Extract every line below that contains the word "their".

╭─ DATA ENTRIES

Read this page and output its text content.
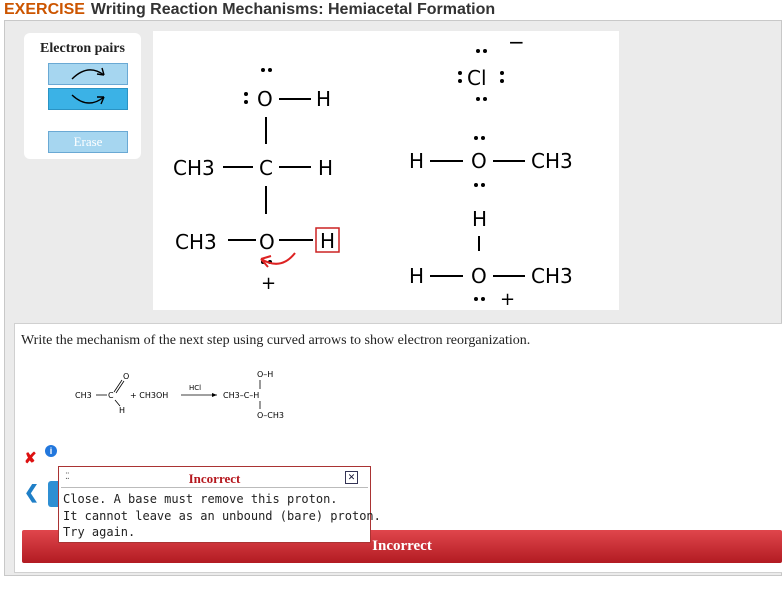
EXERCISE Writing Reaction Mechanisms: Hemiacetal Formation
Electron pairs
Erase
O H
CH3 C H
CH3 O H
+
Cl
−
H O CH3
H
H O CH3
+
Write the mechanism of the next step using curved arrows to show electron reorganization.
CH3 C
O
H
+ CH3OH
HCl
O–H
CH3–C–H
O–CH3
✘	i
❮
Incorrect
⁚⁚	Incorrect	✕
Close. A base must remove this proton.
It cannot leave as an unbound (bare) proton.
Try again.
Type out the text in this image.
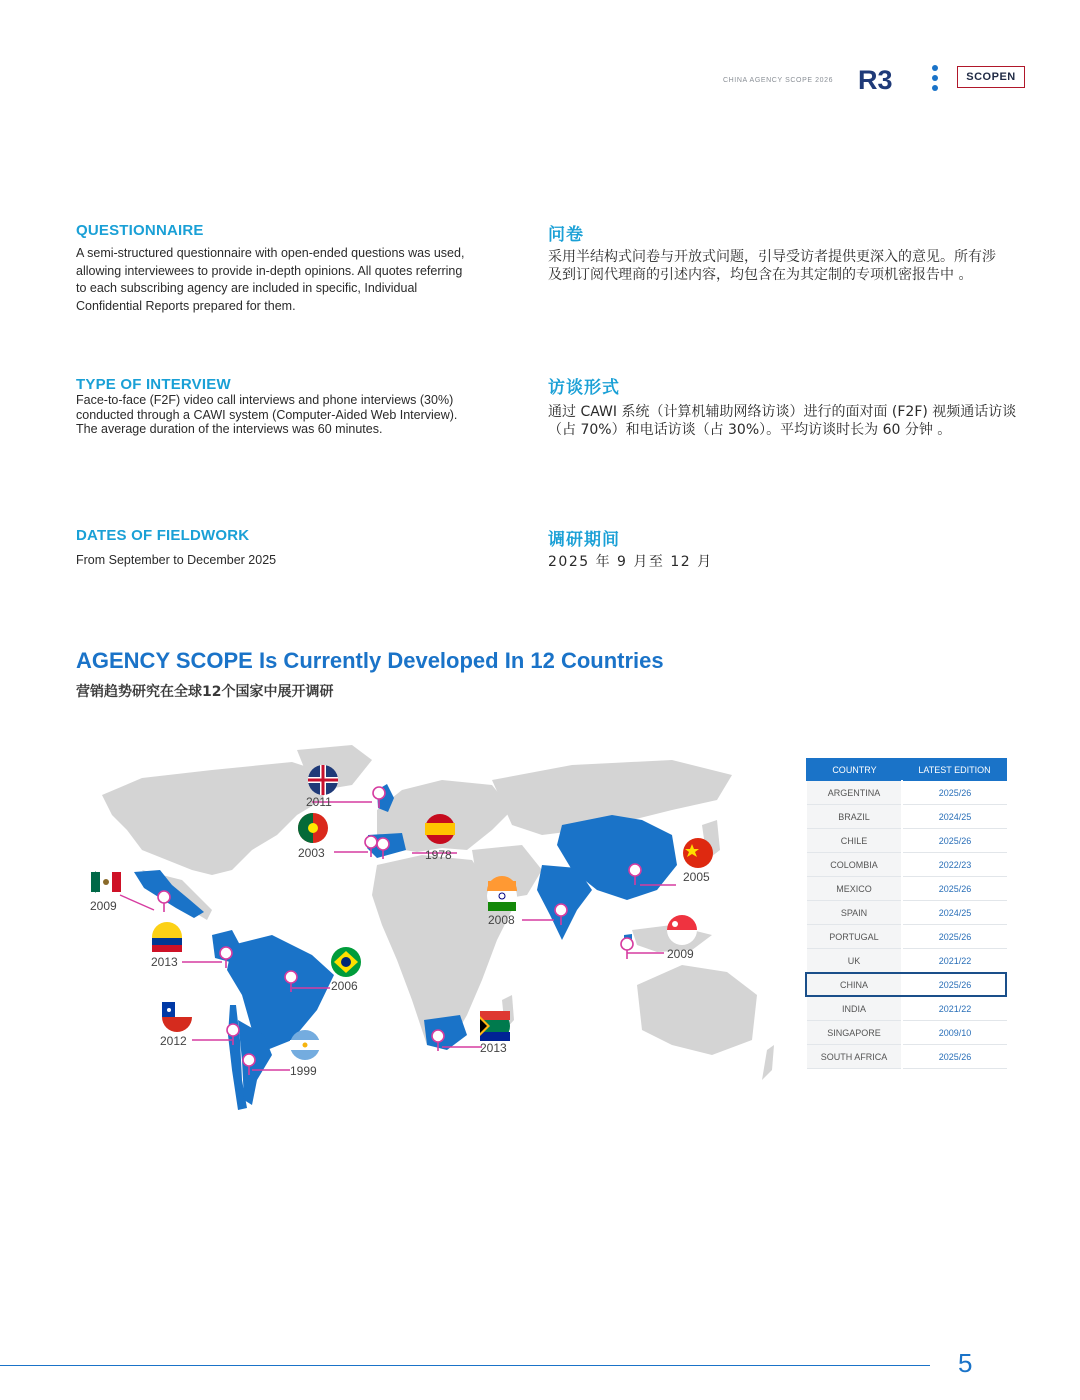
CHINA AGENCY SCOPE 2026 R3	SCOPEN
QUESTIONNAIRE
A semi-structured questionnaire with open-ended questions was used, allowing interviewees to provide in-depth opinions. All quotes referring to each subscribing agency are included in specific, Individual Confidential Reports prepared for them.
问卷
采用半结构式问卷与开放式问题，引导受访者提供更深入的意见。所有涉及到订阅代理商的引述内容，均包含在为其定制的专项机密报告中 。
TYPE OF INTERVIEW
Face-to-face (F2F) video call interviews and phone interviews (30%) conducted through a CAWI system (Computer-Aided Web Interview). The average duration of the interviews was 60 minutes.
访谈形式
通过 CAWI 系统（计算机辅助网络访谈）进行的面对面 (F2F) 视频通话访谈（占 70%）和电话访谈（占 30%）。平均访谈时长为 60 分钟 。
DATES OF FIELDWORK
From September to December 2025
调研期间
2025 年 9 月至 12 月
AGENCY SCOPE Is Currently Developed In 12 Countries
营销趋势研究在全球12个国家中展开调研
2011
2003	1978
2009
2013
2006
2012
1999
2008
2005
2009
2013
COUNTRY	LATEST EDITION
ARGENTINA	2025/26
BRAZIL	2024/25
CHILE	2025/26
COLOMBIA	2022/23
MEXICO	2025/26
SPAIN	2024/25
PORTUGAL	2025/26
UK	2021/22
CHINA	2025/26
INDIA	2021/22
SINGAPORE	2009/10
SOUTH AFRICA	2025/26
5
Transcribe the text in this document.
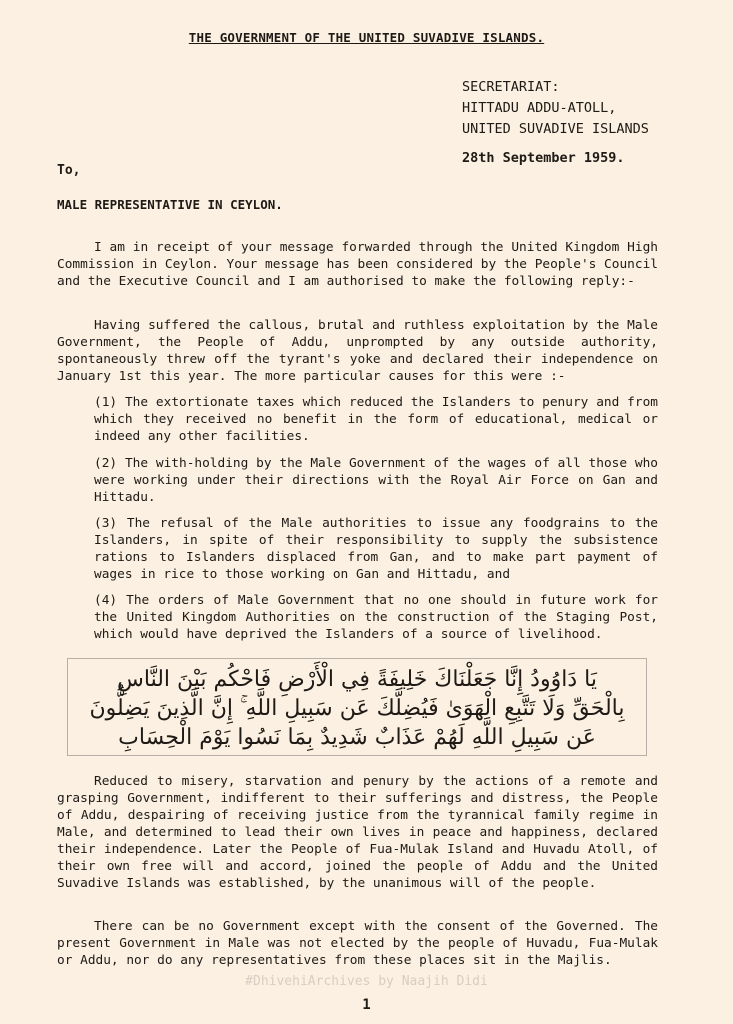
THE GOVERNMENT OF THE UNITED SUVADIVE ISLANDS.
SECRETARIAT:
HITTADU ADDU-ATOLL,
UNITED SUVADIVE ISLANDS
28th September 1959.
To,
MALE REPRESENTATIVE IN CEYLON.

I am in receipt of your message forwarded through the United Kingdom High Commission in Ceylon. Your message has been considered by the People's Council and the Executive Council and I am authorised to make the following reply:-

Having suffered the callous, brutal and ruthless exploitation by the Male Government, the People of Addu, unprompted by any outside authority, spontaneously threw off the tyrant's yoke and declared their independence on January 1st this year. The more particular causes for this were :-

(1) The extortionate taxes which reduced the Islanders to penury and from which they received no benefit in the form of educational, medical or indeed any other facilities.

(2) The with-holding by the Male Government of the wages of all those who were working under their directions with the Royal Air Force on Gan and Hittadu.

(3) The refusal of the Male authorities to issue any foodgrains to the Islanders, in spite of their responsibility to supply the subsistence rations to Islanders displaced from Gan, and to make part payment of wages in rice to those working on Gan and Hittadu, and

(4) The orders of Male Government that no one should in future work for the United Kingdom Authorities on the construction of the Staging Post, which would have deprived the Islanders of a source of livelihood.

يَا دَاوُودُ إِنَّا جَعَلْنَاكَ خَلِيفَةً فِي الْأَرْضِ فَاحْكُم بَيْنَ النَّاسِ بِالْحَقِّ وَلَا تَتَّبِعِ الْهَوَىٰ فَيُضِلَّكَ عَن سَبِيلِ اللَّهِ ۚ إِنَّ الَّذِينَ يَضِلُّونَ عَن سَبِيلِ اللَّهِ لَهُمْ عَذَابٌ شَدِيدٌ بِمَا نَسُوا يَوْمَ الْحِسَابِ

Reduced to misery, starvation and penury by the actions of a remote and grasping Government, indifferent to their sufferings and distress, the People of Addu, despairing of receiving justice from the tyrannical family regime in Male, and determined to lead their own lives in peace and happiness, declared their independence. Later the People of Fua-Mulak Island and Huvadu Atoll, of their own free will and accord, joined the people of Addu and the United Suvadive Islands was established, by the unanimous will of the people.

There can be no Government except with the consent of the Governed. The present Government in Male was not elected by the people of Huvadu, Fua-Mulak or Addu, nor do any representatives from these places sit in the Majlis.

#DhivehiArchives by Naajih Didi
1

╰─

▸ ANSWER TO THE PROBLEM
Having suffered the callous, brutal and ruthless exploitation by the Male Government, the People of Addu, unprompted by any outside authority, spontaneously threw off the tyrant's yoke and declared their independence on January 1st this year. The more particular causes for this were :-
(2) The with-holding by the Male Government of the wages of all those who were working under their directions with the Royal Air Force on Gan and Hittadu.
(3) The refusal of the Male authorities to issue any foodgrains to the Islanders, in spite of their responsibility to supply the subsistence rations to Islanders displaced from Gan, and to make part payment of wages in rice to those working on Gan and Hittadu, and
Reduced to misery, starvation and penury by the actions of a remote and grasping Government, indifferent to their sufferings and distress, the People of Addu, despairing of receiving justice from the tyrannical family regime in Male, and determined to lead their own lives in peace and happiness, declared their independence. Later the People of Fua-Mulak Island and Huvadu Atoll, of their own free will and accord, joined the people of Addu and the United Suvadive Islands was established, by the unanimous will of the people.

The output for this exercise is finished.